### Given task
Gather up all lines that carry the word "JSON".

### Data for processing
=====

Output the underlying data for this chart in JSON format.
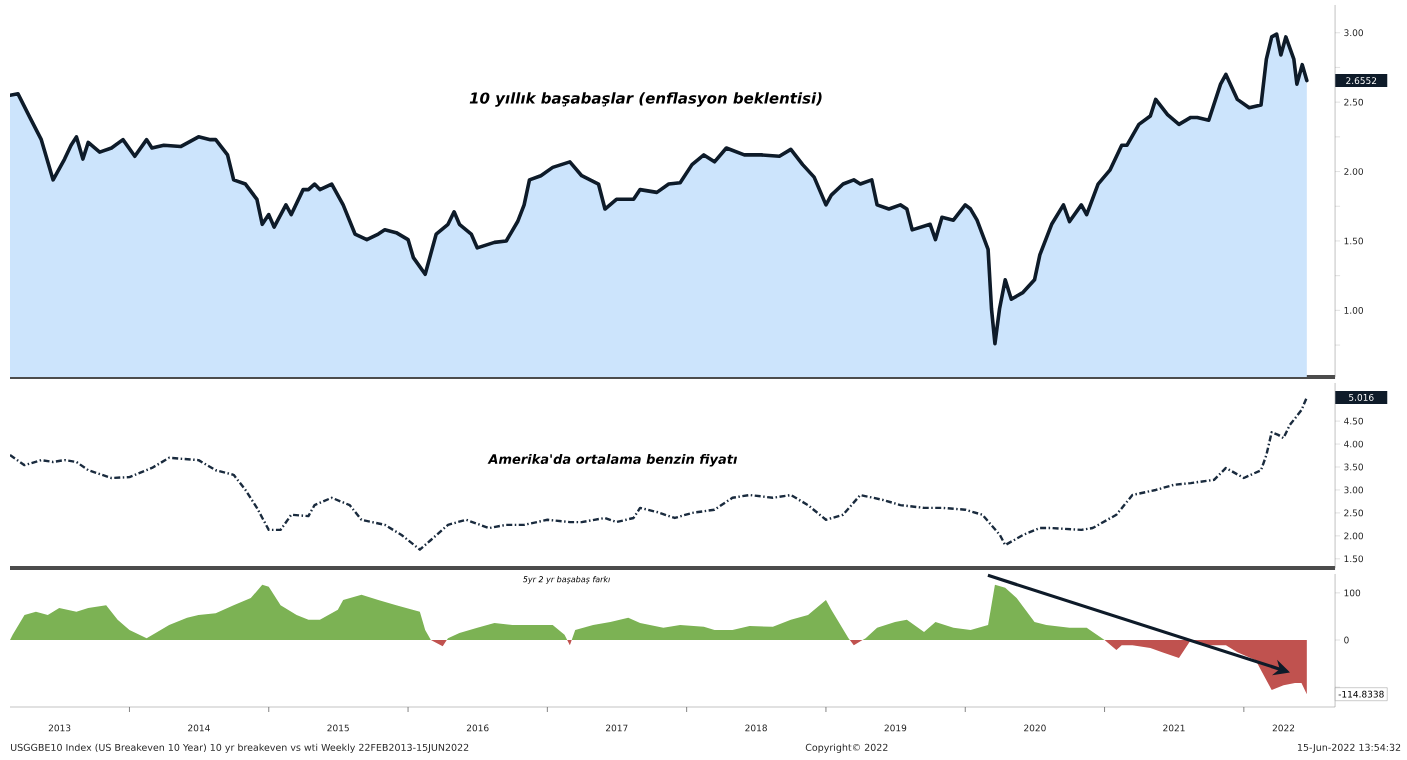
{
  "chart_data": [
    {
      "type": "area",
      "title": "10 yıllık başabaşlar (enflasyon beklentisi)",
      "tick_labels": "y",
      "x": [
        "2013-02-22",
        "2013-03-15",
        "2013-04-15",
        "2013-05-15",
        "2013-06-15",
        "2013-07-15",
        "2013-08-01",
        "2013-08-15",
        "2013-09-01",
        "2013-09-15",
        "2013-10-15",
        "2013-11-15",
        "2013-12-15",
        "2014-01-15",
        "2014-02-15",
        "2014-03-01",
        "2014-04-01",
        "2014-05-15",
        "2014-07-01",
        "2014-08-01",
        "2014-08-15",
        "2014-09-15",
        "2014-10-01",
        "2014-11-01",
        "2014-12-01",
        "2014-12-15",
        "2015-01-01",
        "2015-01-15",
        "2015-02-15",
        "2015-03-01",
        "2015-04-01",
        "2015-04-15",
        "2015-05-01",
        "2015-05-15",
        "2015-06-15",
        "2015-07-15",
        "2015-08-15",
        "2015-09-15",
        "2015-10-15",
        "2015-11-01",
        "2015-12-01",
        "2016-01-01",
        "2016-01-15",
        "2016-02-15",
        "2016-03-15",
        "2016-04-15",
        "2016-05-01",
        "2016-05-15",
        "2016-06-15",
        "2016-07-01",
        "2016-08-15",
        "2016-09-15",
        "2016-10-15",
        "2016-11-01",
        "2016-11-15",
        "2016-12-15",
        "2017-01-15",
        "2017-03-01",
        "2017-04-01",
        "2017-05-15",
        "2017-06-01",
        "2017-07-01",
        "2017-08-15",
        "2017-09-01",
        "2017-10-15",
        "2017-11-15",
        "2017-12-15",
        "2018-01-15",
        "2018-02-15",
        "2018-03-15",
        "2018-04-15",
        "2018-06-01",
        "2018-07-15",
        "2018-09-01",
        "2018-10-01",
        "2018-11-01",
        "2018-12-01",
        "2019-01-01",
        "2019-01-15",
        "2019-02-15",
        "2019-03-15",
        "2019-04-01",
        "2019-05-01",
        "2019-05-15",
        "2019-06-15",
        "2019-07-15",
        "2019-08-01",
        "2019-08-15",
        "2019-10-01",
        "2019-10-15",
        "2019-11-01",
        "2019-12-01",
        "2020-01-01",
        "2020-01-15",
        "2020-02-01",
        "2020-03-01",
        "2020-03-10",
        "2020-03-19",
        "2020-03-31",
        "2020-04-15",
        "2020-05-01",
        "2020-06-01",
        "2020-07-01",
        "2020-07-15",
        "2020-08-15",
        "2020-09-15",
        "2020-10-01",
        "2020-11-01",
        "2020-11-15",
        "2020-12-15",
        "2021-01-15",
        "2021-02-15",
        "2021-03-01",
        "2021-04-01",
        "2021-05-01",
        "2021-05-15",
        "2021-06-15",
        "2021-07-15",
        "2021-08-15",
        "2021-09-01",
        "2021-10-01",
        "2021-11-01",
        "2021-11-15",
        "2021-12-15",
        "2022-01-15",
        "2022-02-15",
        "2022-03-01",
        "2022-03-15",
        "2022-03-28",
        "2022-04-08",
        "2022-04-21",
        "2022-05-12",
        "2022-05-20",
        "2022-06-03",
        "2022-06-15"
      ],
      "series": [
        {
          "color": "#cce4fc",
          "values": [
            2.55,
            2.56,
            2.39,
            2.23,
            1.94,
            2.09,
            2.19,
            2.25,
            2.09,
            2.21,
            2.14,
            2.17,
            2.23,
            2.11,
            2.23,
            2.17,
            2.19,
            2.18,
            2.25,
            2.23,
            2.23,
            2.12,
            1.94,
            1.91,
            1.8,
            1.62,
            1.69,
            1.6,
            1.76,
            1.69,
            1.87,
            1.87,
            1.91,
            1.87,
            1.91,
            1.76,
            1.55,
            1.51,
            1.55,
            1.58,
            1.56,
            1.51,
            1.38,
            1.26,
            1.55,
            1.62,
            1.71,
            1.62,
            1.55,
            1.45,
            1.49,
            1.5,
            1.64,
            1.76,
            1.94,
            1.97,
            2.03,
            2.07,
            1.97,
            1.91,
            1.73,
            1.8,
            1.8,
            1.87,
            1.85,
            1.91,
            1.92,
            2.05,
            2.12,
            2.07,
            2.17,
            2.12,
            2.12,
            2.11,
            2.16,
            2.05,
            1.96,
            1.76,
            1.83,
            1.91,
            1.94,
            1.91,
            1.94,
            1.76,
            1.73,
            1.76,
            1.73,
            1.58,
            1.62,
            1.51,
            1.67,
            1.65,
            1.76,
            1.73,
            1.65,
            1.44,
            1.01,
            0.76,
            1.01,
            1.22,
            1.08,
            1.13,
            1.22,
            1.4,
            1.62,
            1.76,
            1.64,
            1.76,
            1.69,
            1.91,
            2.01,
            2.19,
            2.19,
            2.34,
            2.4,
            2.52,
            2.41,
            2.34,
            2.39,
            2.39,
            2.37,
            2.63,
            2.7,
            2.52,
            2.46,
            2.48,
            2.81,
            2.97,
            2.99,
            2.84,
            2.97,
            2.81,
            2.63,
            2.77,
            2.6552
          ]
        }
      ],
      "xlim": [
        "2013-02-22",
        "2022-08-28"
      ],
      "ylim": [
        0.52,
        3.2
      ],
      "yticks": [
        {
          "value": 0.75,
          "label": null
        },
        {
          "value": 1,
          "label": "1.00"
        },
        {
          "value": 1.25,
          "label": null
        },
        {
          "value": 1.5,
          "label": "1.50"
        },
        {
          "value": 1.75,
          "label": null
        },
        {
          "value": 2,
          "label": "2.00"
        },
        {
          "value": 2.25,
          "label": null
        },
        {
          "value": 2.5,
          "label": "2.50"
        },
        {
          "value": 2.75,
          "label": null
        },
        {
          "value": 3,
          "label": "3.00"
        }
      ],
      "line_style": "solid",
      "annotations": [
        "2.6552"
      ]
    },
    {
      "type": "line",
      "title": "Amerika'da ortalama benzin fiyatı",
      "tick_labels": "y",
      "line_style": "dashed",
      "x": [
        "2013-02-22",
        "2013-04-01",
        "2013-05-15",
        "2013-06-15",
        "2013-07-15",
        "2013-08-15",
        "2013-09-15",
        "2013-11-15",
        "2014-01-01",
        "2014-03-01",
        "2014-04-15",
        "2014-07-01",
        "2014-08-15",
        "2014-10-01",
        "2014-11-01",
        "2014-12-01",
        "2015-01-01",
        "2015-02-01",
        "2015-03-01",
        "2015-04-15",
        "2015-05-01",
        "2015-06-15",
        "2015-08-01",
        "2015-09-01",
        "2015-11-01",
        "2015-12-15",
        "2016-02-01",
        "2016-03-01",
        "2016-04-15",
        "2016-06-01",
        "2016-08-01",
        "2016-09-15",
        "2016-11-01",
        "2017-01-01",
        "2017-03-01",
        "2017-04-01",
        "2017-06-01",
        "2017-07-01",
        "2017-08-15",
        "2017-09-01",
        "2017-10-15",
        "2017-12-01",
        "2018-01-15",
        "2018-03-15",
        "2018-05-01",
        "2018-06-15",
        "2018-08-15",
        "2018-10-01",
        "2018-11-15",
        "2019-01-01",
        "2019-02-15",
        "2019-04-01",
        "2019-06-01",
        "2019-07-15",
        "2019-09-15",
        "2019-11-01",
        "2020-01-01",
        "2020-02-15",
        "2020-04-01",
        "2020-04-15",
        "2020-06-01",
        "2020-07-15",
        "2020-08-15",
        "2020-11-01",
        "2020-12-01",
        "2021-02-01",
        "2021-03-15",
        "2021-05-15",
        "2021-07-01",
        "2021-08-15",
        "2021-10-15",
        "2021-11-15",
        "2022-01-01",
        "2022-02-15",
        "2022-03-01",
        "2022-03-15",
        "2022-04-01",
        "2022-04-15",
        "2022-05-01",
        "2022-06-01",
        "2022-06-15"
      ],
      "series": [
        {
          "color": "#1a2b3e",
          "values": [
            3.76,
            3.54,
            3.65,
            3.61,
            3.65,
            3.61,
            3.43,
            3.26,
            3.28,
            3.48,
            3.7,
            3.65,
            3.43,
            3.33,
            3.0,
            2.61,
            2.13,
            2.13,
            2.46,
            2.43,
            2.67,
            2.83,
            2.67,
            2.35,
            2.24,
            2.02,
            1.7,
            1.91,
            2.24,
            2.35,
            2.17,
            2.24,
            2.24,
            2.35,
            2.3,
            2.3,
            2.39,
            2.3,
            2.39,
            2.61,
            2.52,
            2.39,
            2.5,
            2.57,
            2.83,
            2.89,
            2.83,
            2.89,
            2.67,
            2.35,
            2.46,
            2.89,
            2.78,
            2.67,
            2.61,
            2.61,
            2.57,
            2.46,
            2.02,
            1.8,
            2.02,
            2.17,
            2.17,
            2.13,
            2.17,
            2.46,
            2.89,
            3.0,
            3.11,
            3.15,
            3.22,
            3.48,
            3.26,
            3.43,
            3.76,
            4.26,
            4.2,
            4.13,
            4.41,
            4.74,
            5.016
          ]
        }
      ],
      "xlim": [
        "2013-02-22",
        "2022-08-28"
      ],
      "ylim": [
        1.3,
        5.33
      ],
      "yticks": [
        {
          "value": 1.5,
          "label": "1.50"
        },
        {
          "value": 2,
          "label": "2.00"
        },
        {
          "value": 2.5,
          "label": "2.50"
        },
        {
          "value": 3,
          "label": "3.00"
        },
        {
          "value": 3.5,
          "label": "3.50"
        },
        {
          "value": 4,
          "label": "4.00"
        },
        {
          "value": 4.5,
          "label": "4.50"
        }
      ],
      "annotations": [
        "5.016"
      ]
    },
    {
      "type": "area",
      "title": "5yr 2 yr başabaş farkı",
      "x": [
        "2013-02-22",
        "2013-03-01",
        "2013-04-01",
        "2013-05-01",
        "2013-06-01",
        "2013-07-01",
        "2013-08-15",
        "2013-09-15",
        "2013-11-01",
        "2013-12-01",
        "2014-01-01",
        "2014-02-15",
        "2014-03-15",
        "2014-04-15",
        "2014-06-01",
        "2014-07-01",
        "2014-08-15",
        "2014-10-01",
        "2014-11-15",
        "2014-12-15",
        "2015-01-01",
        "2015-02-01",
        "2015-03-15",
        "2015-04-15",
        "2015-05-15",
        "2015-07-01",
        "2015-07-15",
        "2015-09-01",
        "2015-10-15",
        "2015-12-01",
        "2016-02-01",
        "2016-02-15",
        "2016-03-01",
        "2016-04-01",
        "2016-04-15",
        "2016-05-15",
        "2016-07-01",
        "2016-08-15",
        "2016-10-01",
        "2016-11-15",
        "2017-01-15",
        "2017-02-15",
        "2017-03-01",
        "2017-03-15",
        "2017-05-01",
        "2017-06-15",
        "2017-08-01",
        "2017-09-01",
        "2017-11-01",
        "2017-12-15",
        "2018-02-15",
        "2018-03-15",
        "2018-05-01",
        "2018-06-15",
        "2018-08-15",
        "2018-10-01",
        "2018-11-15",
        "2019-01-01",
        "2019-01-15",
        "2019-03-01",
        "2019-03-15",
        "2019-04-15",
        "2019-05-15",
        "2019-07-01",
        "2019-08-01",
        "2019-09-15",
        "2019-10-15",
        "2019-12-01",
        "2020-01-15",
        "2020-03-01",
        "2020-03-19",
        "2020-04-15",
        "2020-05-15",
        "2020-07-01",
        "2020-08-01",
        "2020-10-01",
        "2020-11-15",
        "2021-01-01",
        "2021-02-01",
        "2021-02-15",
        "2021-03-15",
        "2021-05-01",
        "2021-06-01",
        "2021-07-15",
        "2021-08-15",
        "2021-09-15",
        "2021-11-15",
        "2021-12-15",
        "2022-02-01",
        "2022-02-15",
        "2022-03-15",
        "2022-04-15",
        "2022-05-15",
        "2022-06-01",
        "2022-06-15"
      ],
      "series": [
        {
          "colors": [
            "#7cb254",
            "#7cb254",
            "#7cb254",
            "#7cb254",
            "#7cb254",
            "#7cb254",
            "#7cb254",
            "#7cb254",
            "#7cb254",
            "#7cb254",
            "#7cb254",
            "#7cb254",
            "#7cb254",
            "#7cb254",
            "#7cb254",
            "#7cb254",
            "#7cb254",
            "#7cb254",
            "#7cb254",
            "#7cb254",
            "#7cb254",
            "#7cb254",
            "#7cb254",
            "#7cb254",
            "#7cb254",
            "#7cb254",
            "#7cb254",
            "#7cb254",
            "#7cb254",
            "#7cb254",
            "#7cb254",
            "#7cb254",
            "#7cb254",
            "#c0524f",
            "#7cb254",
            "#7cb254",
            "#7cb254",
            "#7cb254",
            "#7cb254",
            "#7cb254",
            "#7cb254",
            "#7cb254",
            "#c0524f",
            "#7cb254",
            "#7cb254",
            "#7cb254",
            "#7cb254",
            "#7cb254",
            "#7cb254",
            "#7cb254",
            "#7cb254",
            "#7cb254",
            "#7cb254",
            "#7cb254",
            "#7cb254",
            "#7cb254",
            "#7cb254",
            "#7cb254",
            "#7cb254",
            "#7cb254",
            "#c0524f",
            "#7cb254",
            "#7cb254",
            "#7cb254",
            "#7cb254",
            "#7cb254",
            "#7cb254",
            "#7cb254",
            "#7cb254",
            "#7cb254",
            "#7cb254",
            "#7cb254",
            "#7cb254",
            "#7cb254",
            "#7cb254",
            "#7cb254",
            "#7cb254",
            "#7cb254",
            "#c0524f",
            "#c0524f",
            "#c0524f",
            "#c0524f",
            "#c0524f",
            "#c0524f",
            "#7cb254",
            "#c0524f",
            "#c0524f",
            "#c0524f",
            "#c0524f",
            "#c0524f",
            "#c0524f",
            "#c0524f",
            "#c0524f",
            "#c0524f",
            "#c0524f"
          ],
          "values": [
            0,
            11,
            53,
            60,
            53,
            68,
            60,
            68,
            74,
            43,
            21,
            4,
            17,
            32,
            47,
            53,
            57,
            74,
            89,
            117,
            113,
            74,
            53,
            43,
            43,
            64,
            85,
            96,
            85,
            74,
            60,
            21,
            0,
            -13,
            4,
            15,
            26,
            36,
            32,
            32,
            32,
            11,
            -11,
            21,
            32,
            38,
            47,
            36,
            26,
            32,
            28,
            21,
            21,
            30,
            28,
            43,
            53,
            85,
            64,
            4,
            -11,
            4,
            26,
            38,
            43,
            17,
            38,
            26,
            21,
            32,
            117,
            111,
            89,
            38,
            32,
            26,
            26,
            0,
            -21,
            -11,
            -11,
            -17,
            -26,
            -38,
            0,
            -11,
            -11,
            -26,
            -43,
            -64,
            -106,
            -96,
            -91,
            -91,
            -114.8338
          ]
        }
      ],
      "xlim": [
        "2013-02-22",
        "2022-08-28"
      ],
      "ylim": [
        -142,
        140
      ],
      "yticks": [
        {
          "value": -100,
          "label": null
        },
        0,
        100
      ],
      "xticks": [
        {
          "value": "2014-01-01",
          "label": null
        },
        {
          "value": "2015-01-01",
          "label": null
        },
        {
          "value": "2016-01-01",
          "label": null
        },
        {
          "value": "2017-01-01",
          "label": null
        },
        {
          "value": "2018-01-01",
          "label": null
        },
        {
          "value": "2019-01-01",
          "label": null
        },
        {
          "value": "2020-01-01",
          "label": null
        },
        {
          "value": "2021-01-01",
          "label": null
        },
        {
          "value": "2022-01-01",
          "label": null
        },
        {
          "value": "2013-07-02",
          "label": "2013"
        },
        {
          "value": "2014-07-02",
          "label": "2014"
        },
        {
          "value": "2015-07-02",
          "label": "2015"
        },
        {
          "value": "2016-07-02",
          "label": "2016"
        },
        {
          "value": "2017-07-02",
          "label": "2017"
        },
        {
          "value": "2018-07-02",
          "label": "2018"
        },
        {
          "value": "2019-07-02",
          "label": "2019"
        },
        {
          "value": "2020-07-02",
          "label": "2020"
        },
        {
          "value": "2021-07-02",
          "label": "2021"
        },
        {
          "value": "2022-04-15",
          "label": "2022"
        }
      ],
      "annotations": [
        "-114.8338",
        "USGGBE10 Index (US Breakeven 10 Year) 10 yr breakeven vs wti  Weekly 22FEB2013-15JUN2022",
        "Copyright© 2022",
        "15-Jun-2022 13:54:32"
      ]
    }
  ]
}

=====

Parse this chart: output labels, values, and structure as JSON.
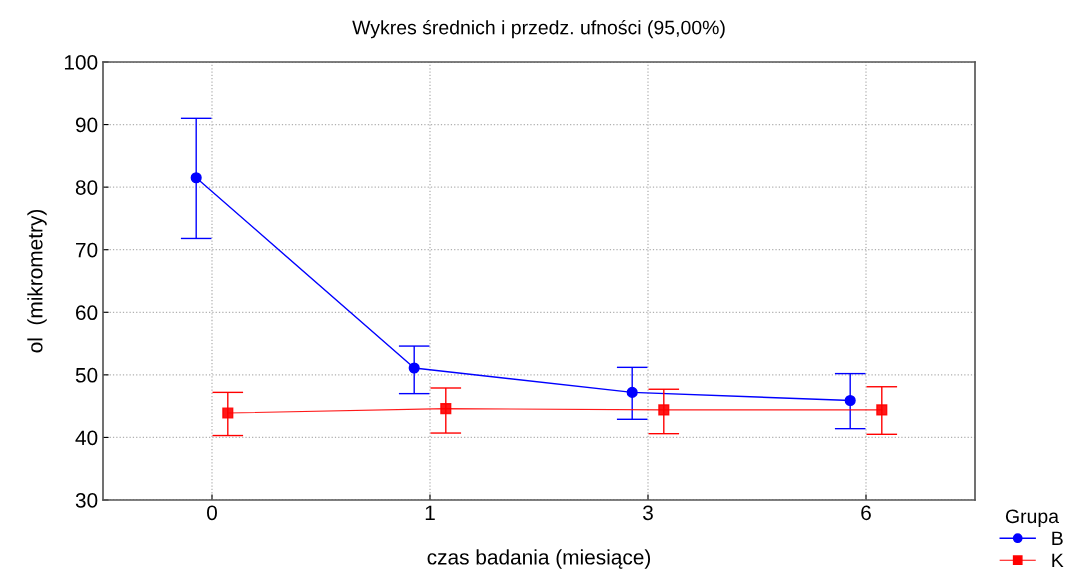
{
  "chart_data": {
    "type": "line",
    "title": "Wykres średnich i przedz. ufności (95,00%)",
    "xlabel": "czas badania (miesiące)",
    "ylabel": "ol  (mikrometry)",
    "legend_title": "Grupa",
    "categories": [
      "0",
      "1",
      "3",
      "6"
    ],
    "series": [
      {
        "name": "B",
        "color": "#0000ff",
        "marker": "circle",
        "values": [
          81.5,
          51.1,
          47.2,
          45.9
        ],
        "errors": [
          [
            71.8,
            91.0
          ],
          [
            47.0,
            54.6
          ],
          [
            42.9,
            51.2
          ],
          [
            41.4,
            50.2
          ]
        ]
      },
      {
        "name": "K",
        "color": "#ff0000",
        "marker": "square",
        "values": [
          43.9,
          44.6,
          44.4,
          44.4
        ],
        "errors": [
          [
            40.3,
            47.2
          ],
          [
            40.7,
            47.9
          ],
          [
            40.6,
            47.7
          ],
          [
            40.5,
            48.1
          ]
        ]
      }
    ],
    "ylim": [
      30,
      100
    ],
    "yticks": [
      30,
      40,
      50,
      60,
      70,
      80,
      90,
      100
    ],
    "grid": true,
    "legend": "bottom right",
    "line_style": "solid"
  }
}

=====

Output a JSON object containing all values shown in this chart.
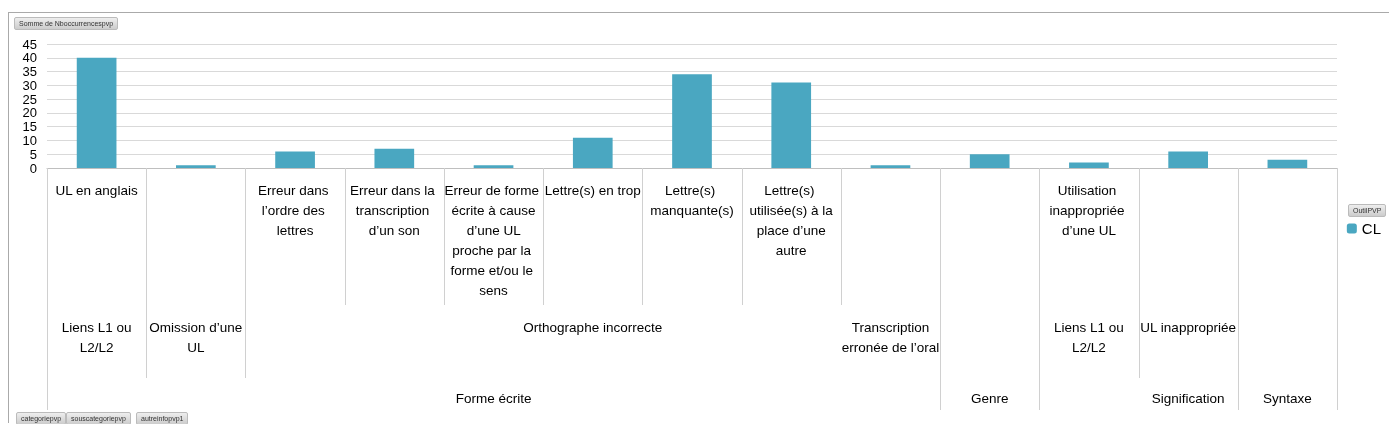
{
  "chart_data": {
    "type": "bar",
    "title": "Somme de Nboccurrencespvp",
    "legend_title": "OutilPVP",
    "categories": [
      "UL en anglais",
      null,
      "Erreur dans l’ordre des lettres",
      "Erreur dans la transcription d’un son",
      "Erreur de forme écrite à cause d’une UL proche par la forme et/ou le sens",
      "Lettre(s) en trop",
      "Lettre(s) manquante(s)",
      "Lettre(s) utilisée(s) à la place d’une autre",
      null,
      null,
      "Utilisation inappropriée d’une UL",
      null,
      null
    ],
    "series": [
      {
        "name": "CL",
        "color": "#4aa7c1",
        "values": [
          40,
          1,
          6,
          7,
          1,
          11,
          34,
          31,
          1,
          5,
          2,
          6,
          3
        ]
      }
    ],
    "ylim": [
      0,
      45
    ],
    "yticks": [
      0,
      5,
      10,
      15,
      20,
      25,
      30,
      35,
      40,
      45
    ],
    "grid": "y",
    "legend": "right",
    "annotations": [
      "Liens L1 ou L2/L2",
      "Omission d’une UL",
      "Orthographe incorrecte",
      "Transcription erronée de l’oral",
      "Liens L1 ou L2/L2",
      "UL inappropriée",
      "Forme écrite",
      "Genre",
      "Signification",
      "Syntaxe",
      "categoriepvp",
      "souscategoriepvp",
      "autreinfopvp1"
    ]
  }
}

=====

### Solution for this problem
Output the underlying data for this chart in JSON format.
Parse this chart: output labels, values, and structure as JSON.
Output a JSON object containing all values shown in this chart.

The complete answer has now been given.